◆ SOAL TERTULIS 1
Ubah bagian teks tentang Putu Wijaya dari "Pada tahun 1974, Putu" sampai "memiliki aliran baru." dengan mengganti "lokakarya" menjadi "pelatihan".

Pada tahun 1974, Putu mendapatkan kesempatan untuk mengikuti lokakarya
penulisan kreatif di Lowa City, Amerika Serikat. Kegiatan tersebut bernama
International Writing Program diselenggarakan oleh Universitas Negeri Lowa. Putu
mengikuti kegiatan tersebut selama kurang lebih satu tahun. Tahun 1975 Putu kembali
bermain drama dalam Festival Teater Sedunia di Nancy, timur Kota Paris.
Tahun
1985 Putu Wijaya dapat mengikuti kegiatan Festival Horizonte III di Berlin,
Jerman. Putu Wijaya terkenal sebagai penulis yang memiliki aliran baru.
Novel-novel yang diciptakan oleh Putu Wijaya bercorak kejiwaan dan filsafat. Corak
itulah yang kemudian menjadi ciri khasnya dari tulisan Putu Wijaya.
Putu
Wijaya menulis kurang lebih 30 novel, 40 naskah drama, dan sekitar seribu
cerpen, ratusan esai, artikel lepas, dan kritik drama. Ia juga telah menulis berbagai
skenario film dan sinetron. Lakon yang dipentaskan yaitu mementaskan naskah
Gerr (Geez), dan Aum (Roar) di Madison, Connecticut dan di LaMaMa, New York
City.

◆ BAHAN YANG DISEDIAKAN
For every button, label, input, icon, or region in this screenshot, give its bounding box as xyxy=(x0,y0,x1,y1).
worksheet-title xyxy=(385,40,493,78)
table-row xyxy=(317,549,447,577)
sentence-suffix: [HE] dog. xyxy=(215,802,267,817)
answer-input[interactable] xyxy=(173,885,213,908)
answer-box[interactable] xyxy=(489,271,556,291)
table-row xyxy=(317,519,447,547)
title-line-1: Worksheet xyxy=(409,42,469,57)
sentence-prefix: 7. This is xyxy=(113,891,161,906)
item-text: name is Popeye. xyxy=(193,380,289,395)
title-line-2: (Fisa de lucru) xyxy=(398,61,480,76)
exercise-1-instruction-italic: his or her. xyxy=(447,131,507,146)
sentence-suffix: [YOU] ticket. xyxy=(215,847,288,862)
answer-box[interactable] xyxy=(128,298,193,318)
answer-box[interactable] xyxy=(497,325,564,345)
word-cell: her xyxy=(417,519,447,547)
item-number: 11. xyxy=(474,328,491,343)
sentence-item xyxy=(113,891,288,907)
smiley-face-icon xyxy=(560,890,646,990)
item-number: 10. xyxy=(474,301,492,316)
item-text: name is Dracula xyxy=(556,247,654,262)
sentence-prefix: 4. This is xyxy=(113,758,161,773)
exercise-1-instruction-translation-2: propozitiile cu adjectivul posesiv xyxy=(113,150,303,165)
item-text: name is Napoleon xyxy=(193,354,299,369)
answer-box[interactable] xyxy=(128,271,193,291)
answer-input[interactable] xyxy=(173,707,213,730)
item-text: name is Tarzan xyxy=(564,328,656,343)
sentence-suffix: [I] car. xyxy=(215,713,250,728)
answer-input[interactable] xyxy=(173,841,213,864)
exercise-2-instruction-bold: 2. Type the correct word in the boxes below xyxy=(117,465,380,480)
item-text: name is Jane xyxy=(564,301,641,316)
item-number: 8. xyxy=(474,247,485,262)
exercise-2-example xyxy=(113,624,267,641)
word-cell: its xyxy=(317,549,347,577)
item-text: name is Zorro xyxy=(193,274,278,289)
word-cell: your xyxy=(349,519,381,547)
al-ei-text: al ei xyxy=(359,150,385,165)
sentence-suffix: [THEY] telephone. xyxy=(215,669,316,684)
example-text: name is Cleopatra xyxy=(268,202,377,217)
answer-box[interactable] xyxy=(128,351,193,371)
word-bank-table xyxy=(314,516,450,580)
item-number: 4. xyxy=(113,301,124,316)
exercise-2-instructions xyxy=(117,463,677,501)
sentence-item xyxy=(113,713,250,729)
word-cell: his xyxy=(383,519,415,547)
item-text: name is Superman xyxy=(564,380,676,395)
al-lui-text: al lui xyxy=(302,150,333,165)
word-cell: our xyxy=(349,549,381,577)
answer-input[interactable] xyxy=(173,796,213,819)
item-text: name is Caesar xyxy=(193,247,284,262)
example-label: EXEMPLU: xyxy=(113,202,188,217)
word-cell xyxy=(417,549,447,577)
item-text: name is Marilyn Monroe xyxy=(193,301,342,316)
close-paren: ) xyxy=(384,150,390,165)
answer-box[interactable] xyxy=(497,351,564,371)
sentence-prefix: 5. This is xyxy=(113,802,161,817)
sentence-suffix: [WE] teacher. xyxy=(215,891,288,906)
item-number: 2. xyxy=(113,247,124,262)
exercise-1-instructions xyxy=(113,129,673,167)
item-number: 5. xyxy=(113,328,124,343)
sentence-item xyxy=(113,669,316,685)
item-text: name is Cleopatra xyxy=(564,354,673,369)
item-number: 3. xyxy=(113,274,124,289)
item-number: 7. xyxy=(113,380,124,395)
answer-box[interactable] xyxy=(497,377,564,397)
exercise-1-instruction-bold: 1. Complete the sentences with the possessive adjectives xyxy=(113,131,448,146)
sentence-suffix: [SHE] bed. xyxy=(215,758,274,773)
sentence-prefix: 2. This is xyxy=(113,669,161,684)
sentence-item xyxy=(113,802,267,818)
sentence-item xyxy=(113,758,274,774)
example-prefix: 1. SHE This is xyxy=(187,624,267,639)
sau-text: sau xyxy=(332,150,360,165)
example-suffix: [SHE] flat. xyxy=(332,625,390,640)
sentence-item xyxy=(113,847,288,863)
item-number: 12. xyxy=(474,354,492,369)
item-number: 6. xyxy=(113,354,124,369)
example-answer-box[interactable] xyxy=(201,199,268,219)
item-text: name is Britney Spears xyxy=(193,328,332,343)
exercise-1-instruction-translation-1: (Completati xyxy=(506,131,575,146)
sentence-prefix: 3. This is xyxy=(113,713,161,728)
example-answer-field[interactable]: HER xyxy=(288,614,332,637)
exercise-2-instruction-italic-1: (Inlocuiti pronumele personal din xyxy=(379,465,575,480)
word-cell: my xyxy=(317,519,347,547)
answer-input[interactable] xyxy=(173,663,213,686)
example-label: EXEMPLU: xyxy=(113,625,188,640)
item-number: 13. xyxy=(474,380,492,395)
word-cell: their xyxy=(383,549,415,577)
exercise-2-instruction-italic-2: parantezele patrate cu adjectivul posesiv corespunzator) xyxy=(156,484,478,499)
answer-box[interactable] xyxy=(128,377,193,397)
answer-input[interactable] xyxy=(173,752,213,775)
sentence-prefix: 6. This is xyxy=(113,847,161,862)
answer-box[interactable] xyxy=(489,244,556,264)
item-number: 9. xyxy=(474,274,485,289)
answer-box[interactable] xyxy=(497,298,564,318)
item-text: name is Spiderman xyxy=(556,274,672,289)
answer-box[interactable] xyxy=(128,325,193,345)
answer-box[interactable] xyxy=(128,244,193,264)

◆ SOAL TERTULIS 2
Tolong kutip baris-baris catatan dari baris paling awal catatan sampai baris yang memuat "item-text: name is Dracula", termasuk kedua baris itu, tanpa perubahan apa pun.

◆ JAWABAN LENGKAP 1
Pada tahun 1974, Putu mendapatkan kesempatan untuk mengikuti pelatihan
penulisan kreatif di Lowa City, Amerika Serikat. Kegiatan tersebut bernama
International Writing Program diselenggarakan oleh Universitas Negeri Lowa. Putu
mengikuti kegiatan tersebut selama kurang lebih satu tahun. Tahun 1975 Putu kembali
bermain drama dalam Festival Teater Sedunia di Nancy, timur Kota Paris.
Tahun
1985 Putu Wijaya dapat mengikuti kegiatan Festival Horizonte III di Berlin,
Jerman. Putu Wijaya terkenal sebagai penulis yang memiliki aliran baru.

◆ JAWABAN LENGKAP 2
For every button, label, input, icon, or region in this screenshot, give its bounding box as xyxy=(x0,y0,x1,y1).
worksheet-title xyxy=(385,40,493,78)
table-row xyxy=(317,549,447,577)
sentence-suffix: [HE] dog. xyxy=(215,802,267,817)
answer-input[interactable] xyxy=(173,885,213,908)
answer-box[interactable] xyxy=(489,271,556,291)
table-row xyxy=(317,519,447,547)
title-line-1: Worksheet xyxy=(409,42,469,57)
sentence-prefix: 7. This is xyxy=(113,891,161,906)
item-text: name is Popeye. xyxy=(193,380,289,395)
title-line-2: (Fisa de lucru) xyxy=(398,61,480,76)
exercise-1-instruction-italic: his or her. xyxy=(447,131,507,146)
sentence-suffix: [YOU] ticket. xyxy=(215,847,288,862)
answer-box[interactable] xyxy=(128,298,193,318)
answer-box[interactable] xyxy=(497,325,564,345)
word-cell: her xyxy=(417,519,447,547)
item-number: 11. xyxy=(474,328,491,343)
sentence-item xyxy=(113,891,288,907)
smiley-face-icon xyxy=(560,890,646,990)
item-number: 10. xyxy=(474,301,492,316)
item-text: name is Dracula xyxy=(556,247,654,262)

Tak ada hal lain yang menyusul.